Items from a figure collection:

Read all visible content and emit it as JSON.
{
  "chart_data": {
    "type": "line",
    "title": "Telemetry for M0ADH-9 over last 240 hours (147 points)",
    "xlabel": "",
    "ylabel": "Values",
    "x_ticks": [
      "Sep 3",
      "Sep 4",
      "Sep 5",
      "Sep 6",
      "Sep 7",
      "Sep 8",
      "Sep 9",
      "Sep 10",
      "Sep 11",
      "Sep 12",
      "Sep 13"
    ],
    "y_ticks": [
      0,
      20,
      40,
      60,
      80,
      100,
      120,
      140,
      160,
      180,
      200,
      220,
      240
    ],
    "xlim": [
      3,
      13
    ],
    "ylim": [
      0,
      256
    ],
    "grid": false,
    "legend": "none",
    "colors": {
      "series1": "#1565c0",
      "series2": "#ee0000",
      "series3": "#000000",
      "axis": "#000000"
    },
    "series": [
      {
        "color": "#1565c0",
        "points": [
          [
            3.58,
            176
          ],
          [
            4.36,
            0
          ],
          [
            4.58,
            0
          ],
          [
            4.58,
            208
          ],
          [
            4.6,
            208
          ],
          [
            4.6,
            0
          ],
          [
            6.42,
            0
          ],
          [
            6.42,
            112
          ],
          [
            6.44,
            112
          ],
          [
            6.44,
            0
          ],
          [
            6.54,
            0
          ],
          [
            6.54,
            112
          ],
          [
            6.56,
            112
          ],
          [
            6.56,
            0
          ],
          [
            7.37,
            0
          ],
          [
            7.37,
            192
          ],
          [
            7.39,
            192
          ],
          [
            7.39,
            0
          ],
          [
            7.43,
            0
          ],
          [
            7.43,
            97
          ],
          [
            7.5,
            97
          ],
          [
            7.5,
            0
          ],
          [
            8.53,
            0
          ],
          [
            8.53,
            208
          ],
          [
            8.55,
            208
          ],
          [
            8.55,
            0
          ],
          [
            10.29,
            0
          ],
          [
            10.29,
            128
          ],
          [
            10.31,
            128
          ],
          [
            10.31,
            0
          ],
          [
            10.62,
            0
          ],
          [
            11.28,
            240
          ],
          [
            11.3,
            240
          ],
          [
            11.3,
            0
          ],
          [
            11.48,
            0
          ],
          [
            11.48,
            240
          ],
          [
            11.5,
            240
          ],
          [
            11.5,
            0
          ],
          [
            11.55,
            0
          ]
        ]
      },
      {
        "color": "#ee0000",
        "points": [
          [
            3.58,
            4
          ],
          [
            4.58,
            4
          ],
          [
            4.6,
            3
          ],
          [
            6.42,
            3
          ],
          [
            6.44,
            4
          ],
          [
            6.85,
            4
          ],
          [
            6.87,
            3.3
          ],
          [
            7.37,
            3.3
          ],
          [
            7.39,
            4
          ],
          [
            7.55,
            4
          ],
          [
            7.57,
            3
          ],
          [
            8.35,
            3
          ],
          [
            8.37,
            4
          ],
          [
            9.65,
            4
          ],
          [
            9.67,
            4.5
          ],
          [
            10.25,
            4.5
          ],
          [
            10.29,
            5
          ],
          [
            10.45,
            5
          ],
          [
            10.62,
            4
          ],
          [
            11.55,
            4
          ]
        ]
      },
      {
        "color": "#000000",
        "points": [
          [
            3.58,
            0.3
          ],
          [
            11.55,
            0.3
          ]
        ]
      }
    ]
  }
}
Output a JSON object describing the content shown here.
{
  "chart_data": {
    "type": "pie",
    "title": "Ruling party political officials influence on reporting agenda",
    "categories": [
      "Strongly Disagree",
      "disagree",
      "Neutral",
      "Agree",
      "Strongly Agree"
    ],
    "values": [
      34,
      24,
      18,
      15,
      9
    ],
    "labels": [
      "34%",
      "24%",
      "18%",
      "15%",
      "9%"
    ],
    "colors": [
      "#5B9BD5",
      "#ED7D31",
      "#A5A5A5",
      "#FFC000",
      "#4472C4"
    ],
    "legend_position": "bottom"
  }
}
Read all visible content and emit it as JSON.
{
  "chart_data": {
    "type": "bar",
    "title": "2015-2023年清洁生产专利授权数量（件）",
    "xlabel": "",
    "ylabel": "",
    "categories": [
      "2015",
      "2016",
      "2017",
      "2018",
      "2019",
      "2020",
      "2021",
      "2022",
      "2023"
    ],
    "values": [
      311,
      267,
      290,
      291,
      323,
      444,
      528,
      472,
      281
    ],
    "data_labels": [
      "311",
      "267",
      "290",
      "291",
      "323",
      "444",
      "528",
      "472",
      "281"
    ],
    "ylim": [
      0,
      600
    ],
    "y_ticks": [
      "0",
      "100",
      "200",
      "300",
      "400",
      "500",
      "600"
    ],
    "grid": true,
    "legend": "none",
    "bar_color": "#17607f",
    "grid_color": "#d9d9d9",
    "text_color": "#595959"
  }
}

Do this — Each record should come back exactly as written.

Exercise answer —
Read all visible content and emit it as JSON.
{
  "chart_data": {
    "type": "line",
    "title": "Telemetry for M0ADH-9 over last 240 hours (147 points)",
    "xlabel": "",
    "ylabel": "Values",
    "x_ticks": [
      "Sep 3",
      "Sep 4",
      "Sep 5",
      "Sep 6",
      "Sep 7",
      "Sep 8",
      "Sep 9",
      "Sep 10",
      "Sep 11",
      "Sep 12",
      "Sep 13"
    ],
    "y_ticks": [
      0,
      20,
      40,
      60,
      80,
      100,
      120,
      140,
      160,
      180,
      200,
      220,
      240
    ],
    "xlim": [
      3,
      13
    ],
    "ylim": [
      0,
      256
    ],
    "grid": false,
    "legend": "none",
    "colors": {
      "series1": "#1565c0",
      "series2": "#ee0000",
      "series3": "#000000",
      "axis": "#000000"
    },
    "series": [
      {
        "color": "#1565c0",
        "points": [
          [
            3.58,
            176
          ],
          [
            4.36,
            0
          ],
          [
            4.58,
            0
          ],
          [
            4.58,
            208
          ],
          [
            4.6,
            208
          ],
          [
            4.6,
            0
          ],
          [
            6.42,
            0
          ],
          [
            6.42,
            112
          ],
          [
            6.44,
            112
          ],
          [
            6.44,
            0
          ],
          [
            6.54,
            0
          ],
          [
            6.54,
            112
          ],
          [
            6.56,
            112
          ],
          [
            6.56,
            0
          ],
          [
            7.37,
            0
          ],
          [
            7.37,
            192
          ],
          [
            7.39,
            192
          ],
          [
            7.39,
            0
          ],
          [
            7.43,
            0
          ],
          [
            7.43,
            97
          ],
          [
            7.5,
            97
          ],
          [
            7.5,
            0
          ],
          [
            8.53,
            0
          ],
          [
            8.53,
            208
          ],
          [
            8.55,
            208
          ],
          [
            8.55,
            0
          ],
          [
            10.29,
            0
          ],
          [
            10.29,
            128
          ],
          [
            10.31,
            128
          ],
          [
            10.31,
            0
          ],
          [
            10.62,
            0
          ],
          [
            11.28,
            240
          ],
          [
            11.3,
            240
          ],
          [
            11.3,
            0
          ],
          [
            11.48,
            0
          ],
          [
            11.48,
            240
          ],
          [
            11.5,
            240
          ],
          [
            11.5,
            0
          ],
          [
            11.55,
            0
          ]
        ]
      },
      {
        "color": "#ee0000",
        "points": [
          [
            3.58,
            4
          ],
          [
            4.58,
            4
          ],
          [
            4.6,
            3
          ],
          [
            6.42,
            3
          ],
          [
            6.44,
            4
          ],
          [
            6.85,
            4
          ],
          [
            6.87,
            3.3
          ],
          [
            7.37,
            3.3
          ],
          [
            7.39,
            4
          ],
          [
            7.55,
            4
          ],
          [
            7.57,
            3
          ],
          [
            8.35,
            3
          ],
          [
            8.37,
            4
          ],
          [
            9.65,
            4
          ],
          [
            9.67,
            4.5
          ],
          [
            10.25,
            4.5
          ],
          [
            10.29,
            5
          ],
          [
            10.45,
            5
          ],
          [
            10.62,
            4
          ],
          [
            11.55,
            4
          ]
        ]
      },
      {
        "color": "#000000",
        "points": [
          [
            3.58,
            0.3
          ],
          [
            11.55,
            0.3
          ]
        ]
      }
    ]
  }
}
Output a JSON object describing the content shown here.
{
  "chart_data": {
    "type": "pie",
    "title": "Ruling party political officials influence on reporting agenda",
    "categories": [
      "Strongly Disagree",
      "disagree",
      "Neutral",
      "Agree",
      "Strongly Agree"
    ],
    "values": [
      34,
      24,
      18,
      15,
      9
    ],
    "labels": [
      "34%",
      "24%",
      "18%",
      "15%",
      "9%"
    ],
    "colors": [
      "#5B9BD5",
      "#ED7D31",
      "#A5A5A5",
      "#FFC000",
      "#4472C4"
    ],
    "legend_position": "bottom"
  }
}
Read all visible content and emit it as JSON.
{
  "chart_data": {
    "type": "bar",
    "title": "2015-2023年清洁生产专利授权数量（件）",
    "xlabel": "",
    "ylabel": "",
    "categories": [
      "2015",
      "2016",
      "2017",
      "2018",
      "2019",
      "2020",
      "2021",
      "2022",
      "2023"
    ],
    "values": [
      311,
      267,
      290,
      291,
      323,
      444,
      528,
      472,
      281
    ],
    "data_labels": [
      "311",
      "267",
      "290",
      "291",
      "323",
      "444",
      "528",
      "472",
      "281"
    ],
    "ylim": [
      0,
      600
    ],
    "y_ticks": [
      "0",
      "100",
      "200",
      "300",
      "400",
      "500",
      "600"
    ],
    "grid": true,
    "legend": "none",
    "bar_color": "#17607f",
    "grid_color": "#d9d9d9",
    "text_color": "#595959"
  }
}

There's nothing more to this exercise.